Required task:
All lines below must be repeated exactly, with the pictures omitted.

# start of Records shown

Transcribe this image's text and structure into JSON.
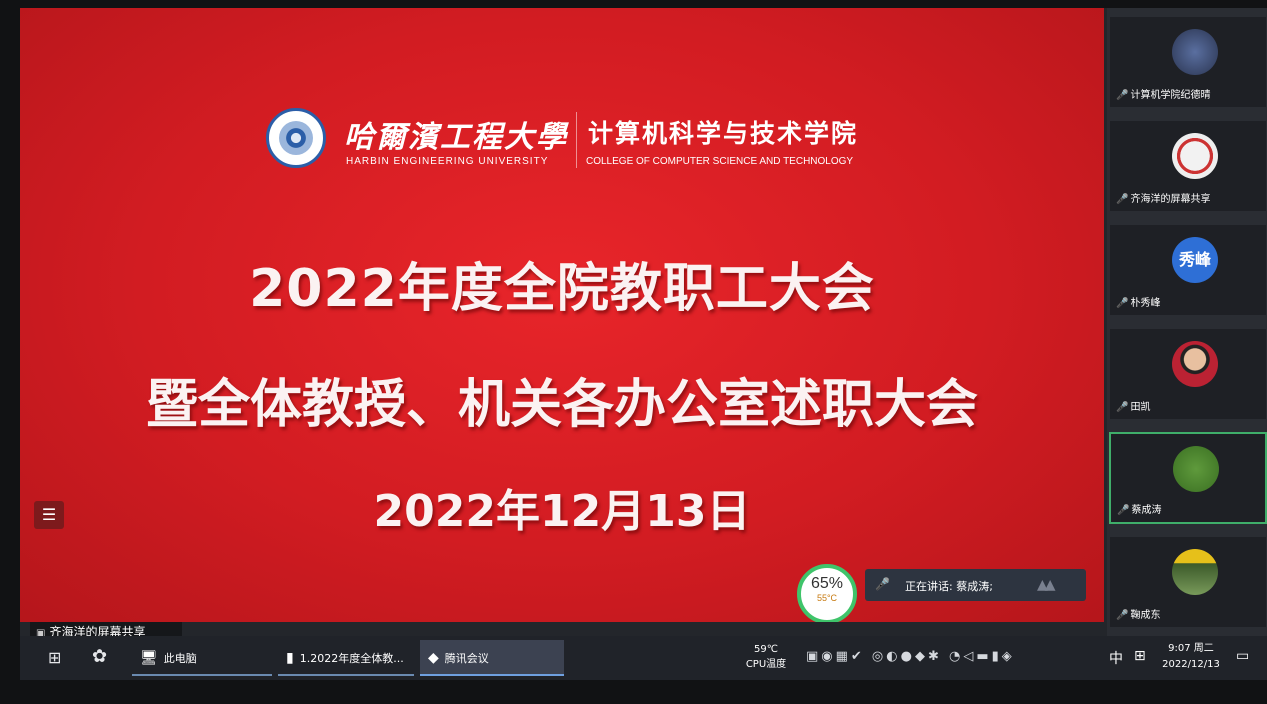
{
  "slide": {
    "university_cn": "哈爾濱工程大學",
    "university_en": "HARBIN ENGINEERING UNIVERSITY",
    "college_cn": "计算机科学与技术学院",
    "college_en": "COLLEGE OF COMPUTER SCIENCE AND TECHNOLOGY",
    "title_line1": "2022年度全院教职工大会",
    "title_line2": "暨全体教授、机关各办公室述职大会",
    "date": "2022年12月13日"
  },
  "overlay": {
    "cpu_percent": "65%",
    "cpu_temp": "55°C",
    "speaking_text": "正在讲话: 蔡成涛;",
    "share_label": "齐海洋的屏幕共享"
  },
  "participants": [
    {
      "name": "计算机学院纪德晴",
      "avatar_text": ""
    },
    {
      "name": "齐海洋的屏幕共享",
      "avatar_text": ""
    },
    {
      "name": "朴秀峰",
      "avatar_text": "秀峰"
    },
    {
      "name": "田凯",
      "avatar_text": ""
    },
    {
      "name": "蔡成涛",
      "avatar_text": ""
    },
    {
      "name": "鞠成东",
      "avatar_text": ""
    }
  ],
  "taskbar": {
    "items": [
      {
        "label": "此电脑",
        "icon": "computer-icon"
      },
      {
        "label": "1.2022年度全体教...",
        "icon": "document-icon"
      },
      {
        "label": "腾讯会议",
        "icon": "tencent-meeting-icon"
      }
    ],
    "cpu_temp": "59℃",
    "cpu_label": "CPU温度",
    "ime_lang": "中",
    "time": "9:07 周二",
    "date": "2022/12/13"
  },
  "colors": {
    "slide_red": "#d21c22",
    "active_border": "#3fae6a",
    "avatar_blue": "#2e6fd6"
  }
}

# end of Records shown

Output of the exercise:
Transcribe this image's text and structure into JSON.
{
  "slide": {
    "university_cn": "哈爾濱工程大學",
    "university_en": "HARBIN ENGINEERING UNIVERSITY",
    "college_cn": "计算机科学与技术学院",
    "college_en": "COLLEGE OF COMPUTER SCIENCE AND TECHNOLOGY",
    "title_line1": "2022年度全院教职工大会",
    "title_line2": "暨全体教授、机关各办公室述职大会",
    "date": "2022年12月13日"
  },
  "overlay": {
    "cpu_percent": "65%",
    "cpu_temp": "55°C",
    "speaking_text": "正在讲话: 蔡成涛;",
    "share_label": "齐海洋的屏幕共享"
  },
  "participants": [
    {
      "name": "计算机学院纪德晴",
      "avatar_text": ""
    },
    {
      "name": "齐海洋的屏幕共享",
      "avatar_text": ""
    },
    {
      "name": "朴秀峰",
      "avatar_text": "秀峰"
    },
    {
      "name": "田凯",
      "avatar_text": ""
    },
    {
      "name": "蔡成涛",
      "avatar_text": ""
    },
    {
      "name": "鞠成东",
      "avatar_text": ""
    }
  ],
  "taskbar": {
    "items": [
      {
        "label": "此电脑",
        "icon": "computer-icon"
      },
      {
        "label": "1.2022年度全体教...",
        "icon": "document-icon"
      },
      {
        "label": "腾讯会议",
        "icon": "tencent-meeting-icon"
      }
    ],
    "cpu_temp": "59℃",
    "cpu_label": "CPU温度",
    "ime_lang": "中",
    "time": "9:07 周二",
    "date": "2022/12/13"
  },
  "colors": {
    "slide_red": "#d21c22",
    "active_border": "#3fae6a",
    "avatar_blue": "#2e6fd6"
  }
}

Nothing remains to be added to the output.